→ WHAT THIS TASK INVOLVES
Only lines holding the word "职业履历鉴定" should be copied from the material.

→ EXCERPTED DATA
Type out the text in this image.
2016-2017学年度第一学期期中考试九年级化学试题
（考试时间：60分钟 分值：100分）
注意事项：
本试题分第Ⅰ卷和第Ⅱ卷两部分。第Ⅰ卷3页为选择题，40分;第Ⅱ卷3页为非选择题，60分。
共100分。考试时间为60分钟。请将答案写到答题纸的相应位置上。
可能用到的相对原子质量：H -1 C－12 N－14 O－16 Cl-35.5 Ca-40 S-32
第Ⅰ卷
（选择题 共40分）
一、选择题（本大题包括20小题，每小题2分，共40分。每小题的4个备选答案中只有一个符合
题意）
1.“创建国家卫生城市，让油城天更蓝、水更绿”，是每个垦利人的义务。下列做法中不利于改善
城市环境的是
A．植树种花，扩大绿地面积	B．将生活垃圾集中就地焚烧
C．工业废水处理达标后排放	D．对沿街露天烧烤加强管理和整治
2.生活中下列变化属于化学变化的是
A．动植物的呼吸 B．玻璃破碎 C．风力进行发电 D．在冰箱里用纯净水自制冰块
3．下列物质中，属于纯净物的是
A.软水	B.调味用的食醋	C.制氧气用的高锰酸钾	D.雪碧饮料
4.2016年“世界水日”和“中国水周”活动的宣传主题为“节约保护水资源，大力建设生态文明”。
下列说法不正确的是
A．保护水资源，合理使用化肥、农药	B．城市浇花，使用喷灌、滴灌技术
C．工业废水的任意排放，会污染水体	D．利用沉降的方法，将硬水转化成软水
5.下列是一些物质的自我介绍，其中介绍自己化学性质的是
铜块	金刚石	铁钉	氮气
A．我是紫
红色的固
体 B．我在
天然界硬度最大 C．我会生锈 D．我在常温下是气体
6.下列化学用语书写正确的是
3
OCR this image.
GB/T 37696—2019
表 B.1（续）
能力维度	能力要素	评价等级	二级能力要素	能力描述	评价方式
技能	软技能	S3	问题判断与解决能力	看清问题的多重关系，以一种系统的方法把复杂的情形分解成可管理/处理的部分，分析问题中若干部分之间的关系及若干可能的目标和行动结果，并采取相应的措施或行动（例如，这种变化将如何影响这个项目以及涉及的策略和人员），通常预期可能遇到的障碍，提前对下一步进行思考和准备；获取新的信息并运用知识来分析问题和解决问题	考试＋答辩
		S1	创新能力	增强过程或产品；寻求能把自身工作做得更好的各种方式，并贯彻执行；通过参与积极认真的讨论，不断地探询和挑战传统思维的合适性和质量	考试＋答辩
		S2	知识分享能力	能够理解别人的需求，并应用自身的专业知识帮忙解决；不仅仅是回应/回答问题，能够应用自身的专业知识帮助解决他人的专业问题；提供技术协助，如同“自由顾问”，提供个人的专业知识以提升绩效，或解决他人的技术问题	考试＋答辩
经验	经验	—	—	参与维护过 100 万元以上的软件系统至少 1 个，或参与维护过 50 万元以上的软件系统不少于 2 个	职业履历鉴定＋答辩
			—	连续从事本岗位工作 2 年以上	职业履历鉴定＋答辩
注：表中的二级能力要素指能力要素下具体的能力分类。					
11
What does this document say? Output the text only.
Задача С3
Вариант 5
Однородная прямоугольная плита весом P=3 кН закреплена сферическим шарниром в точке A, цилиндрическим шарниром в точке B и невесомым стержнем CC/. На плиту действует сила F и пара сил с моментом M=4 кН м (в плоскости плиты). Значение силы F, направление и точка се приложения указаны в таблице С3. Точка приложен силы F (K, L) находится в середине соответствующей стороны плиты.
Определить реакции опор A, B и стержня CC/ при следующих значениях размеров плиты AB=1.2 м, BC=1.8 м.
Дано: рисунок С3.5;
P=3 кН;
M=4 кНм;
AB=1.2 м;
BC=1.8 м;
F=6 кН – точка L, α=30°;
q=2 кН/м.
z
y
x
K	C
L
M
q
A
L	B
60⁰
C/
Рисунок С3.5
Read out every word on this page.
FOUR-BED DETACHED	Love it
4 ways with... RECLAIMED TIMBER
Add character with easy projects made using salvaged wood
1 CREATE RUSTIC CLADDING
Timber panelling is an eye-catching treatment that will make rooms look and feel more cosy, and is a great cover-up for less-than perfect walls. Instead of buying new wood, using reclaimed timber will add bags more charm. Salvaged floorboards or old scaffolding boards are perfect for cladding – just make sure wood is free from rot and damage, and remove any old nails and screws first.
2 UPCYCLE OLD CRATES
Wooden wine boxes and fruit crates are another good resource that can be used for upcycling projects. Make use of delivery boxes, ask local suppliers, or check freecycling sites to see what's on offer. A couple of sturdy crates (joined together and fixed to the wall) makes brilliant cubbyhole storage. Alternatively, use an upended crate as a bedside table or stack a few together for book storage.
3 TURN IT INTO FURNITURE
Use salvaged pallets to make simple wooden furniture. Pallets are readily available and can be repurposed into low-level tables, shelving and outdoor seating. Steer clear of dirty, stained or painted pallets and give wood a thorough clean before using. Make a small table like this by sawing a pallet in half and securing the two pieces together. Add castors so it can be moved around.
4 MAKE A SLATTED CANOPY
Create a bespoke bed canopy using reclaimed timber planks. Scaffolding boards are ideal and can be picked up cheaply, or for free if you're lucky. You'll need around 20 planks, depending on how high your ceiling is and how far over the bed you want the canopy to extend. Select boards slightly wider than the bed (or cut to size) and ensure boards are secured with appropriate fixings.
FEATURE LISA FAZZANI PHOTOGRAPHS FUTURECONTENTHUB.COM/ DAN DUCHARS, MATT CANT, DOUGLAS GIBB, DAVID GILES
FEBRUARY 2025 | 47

→ RESULT BELOW
经验	经验	—	—	参与维护过 100 万元以上的软件系统至少 1 个，或参与维护过 50 万元以上的软件系统不少于 2 个	职业履历鉴定＋答辩
			—	连续从事本岗位工作 2 年以上	职业履历鉴定＋答辩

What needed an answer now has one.